Records that describe figures:
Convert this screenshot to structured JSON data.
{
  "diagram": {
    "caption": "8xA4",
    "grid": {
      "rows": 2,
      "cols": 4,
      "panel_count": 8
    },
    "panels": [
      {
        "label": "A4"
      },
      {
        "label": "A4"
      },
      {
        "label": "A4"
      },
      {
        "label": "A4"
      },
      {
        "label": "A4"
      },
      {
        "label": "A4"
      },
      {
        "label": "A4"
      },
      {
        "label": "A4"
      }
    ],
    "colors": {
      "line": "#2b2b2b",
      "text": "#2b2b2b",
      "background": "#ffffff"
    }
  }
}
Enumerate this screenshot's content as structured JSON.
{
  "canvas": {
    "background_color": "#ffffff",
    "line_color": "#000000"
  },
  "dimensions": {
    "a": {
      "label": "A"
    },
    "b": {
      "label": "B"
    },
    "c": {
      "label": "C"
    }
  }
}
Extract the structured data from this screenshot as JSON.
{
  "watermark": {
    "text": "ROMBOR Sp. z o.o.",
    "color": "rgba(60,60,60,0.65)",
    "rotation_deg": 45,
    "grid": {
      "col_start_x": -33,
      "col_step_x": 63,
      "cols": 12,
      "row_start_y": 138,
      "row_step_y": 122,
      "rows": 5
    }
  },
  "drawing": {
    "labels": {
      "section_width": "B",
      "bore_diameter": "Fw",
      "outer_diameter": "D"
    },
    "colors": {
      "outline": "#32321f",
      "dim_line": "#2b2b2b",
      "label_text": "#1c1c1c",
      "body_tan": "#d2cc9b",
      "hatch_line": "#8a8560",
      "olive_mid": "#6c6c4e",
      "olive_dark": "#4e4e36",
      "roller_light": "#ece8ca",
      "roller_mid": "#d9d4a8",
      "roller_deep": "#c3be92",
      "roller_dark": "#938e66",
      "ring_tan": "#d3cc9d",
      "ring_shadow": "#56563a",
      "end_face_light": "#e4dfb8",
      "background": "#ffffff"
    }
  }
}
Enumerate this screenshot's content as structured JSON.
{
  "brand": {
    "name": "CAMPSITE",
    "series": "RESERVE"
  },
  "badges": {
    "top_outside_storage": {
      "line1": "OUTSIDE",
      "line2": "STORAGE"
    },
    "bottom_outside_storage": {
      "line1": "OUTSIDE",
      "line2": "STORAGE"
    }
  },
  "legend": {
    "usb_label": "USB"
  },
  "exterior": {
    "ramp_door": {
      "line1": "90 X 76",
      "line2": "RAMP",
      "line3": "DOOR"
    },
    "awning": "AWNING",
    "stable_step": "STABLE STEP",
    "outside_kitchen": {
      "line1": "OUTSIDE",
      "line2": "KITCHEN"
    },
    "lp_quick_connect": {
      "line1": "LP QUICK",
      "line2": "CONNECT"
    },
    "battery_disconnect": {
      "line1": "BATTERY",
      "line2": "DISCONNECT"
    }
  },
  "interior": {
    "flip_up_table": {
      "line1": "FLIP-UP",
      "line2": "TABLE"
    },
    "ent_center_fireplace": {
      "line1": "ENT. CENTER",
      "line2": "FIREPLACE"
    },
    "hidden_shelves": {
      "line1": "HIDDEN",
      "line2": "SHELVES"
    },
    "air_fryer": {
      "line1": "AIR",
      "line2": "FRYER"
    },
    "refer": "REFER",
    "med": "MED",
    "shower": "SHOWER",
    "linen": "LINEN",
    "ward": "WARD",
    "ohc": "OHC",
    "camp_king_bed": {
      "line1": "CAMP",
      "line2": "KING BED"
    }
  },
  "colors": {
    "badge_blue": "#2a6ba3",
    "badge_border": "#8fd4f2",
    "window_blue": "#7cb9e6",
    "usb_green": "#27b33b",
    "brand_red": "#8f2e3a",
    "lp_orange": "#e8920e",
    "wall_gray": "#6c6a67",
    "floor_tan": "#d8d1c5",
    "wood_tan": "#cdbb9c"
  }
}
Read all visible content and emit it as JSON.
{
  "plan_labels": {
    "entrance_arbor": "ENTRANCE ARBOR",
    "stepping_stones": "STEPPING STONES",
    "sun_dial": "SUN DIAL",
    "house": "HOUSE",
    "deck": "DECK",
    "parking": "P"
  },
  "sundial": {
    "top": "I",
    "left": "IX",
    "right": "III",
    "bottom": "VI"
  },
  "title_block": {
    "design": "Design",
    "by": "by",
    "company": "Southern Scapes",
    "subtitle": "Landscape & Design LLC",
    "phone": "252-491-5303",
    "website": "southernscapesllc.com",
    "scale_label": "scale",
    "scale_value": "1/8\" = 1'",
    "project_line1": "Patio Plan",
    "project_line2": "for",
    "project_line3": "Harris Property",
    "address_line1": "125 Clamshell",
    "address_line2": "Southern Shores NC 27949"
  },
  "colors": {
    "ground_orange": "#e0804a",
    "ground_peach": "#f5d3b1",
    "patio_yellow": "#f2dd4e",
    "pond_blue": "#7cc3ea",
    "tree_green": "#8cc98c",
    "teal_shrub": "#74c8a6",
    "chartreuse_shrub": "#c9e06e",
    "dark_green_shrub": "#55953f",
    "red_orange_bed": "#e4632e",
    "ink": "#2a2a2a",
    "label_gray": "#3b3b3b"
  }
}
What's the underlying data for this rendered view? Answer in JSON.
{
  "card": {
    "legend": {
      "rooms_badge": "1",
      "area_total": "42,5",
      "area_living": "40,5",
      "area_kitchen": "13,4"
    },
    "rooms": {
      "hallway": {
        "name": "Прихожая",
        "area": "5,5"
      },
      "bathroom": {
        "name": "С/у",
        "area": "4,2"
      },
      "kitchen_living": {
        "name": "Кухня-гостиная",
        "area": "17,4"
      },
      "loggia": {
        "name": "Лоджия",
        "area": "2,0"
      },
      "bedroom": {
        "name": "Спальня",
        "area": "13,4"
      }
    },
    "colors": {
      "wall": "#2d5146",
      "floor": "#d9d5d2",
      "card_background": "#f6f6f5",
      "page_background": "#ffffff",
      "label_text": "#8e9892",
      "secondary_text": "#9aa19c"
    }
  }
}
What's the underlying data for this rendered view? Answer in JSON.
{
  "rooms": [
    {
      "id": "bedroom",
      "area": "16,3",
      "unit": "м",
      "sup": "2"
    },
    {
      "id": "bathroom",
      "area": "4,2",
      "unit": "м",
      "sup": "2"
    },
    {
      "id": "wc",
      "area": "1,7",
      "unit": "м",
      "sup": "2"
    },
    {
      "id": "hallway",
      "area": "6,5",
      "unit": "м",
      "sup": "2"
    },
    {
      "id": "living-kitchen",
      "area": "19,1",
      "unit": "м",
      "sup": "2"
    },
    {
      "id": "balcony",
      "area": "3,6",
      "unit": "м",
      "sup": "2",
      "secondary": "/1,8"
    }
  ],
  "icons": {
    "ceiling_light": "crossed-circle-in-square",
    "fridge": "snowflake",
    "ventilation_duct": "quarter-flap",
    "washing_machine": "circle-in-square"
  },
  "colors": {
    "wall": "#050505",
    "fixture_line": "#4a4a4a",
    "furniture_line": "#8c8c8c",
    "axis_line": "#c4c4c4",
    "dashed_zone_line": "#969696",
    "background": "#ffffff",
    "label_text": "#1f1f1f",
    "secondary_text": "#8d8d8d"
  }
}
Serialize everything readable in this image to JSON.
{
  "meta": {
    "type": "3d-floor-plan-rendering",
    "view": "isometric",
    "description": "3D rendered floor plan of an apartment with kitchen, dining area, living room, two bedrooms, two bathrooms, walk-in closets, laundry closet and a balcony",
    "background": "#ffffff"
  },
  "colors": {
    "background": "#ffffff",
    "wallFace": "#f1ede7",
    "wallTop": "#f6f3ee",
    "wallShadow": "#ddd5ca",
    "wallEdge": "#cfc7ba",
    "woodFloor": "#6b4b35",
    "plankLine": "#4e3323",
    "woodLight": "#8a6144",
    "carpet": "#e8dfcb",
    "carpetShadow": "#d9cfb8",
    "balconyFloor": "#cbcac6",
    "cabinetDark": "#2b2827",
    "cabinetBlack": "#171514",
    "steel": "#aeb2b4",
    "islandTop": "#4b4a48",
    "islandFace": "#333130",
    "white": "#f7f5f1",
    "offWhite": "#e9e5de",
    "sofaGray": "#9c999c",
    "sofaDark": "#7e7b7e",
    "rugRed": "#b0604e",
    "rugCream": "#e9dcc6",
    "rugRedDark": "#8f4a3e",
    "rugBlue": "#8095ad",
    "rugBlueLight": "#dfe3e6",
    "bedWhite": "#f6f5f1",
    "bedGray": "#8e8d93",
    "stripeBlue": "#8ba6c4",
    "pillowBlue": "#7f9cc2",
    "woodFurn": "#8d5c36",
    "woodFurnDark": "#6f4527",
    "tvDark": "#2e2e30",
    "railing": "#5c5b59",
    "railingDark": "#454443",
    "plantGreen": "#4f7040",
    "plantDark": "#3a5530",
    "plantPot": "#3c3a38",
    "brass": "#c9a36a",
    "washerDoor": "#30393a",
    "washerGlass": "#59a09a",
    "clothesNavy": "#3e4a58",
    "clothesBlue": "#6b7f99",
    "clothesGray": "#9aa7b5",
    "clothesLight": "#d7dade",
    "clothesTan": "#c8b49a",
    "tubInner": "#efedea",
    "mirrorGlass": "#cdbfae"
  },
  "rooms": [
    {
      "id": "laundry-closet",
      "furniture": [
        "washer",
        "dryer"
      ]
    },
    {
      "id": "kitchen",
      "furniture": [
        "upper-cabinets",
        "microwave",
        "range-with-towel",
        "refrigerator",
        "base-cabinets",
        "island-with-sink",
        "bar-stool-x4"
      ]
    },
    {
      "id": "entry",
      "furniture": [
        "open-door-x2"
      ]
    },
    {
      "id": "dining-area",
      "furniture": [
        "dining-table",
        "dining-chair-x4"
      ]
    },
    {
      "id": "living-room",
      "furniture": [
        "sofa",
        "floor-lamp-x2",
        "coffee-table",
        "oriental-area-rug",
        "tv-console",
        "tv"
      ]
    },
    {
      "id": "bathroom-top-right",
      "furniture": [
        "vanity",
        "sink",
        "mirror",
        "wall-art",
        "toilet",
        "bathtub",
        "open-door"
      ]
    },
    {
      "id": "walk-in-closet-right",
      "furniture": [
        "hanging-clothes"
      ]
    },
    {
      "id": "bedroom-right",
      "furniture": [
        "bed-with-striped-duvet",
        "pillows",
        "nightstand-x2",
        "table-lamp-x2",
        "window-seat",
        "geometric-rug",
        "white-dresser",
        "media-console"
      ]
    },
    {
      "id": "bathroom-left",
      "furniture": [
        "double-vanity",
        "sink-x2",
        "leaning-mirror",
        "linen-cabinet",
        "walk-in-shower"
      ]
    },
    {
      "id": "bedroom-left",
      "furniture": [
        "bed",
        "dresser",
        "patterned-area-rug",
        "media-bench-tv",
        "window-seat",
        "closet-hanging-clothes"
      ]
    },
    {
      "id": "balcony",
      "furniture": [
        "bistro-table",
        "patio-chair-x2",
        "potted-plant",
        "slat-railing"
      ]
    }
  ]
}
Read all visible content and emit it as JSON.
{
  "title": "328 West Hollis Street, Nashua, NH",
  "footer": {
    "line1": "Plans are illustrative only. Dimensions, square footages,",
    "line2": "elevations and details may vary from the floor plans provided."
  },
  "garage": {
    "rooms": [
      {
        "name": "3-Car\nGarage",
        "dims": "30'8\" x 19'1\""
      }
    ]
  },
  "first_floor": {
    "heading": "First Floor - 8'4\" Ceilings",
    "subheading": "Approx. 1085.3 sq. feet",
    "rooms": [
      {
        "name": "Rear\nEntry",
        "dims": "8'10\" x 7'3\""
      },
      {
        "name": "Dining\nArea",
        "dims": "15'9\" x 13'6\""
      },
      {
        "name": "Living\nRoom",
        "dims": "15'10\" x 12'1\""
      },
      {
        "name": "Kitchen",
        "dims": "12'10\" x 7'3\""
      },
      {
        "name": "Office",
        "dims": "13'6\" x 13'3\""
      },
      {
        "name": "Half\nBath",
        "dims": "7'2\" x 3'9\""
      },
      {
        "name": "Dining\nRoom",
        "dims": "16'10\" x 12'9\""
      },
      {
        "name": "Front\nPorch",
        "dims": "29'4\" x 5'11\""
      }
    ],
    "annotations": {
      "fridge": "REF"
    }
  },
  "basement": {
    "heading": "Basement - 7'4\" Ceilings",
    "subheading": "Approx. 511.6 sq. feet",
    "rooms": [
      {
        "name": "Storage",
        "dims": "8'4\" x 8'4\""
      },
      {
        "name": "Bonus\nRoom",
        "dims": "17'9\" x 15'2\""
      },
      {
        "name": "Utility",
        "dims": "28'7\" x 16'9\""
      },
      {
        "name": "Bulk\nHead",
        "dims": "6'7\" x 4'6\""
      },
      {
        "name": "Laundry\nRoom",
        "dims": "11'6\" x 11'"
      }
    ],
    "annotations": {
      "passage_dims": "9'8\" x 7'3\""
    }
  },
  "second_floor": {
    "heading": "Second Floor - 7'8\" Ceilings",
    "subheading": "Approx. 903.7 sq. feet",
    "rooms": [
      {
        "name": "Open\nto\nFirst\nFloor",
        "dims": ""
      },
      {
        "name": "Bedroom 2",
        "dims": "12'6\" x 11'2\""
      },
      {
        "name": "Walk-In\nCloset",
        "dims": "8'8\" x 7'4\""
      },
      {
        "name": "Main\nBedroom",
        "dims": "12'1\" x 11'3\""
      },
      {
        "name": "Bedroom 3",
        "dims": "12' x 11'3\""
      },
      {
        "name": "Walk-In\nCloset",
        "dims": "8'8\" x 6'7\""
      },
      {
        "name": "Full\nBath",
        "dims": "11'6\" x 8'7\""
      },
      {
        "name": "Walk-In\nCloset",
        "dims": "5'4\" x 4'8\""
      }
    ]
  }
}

* **GOAL**
Copy each line of the data that contains the word "Approx".

* **SOLUTION FOR THIS EXERCISE**
    "subheading": "Approx. 1085.3 sq. feet",
    "subheading": "Approx. 511.6 sq. feet",
    "subheading": "Approx. 903.7 sq. feet",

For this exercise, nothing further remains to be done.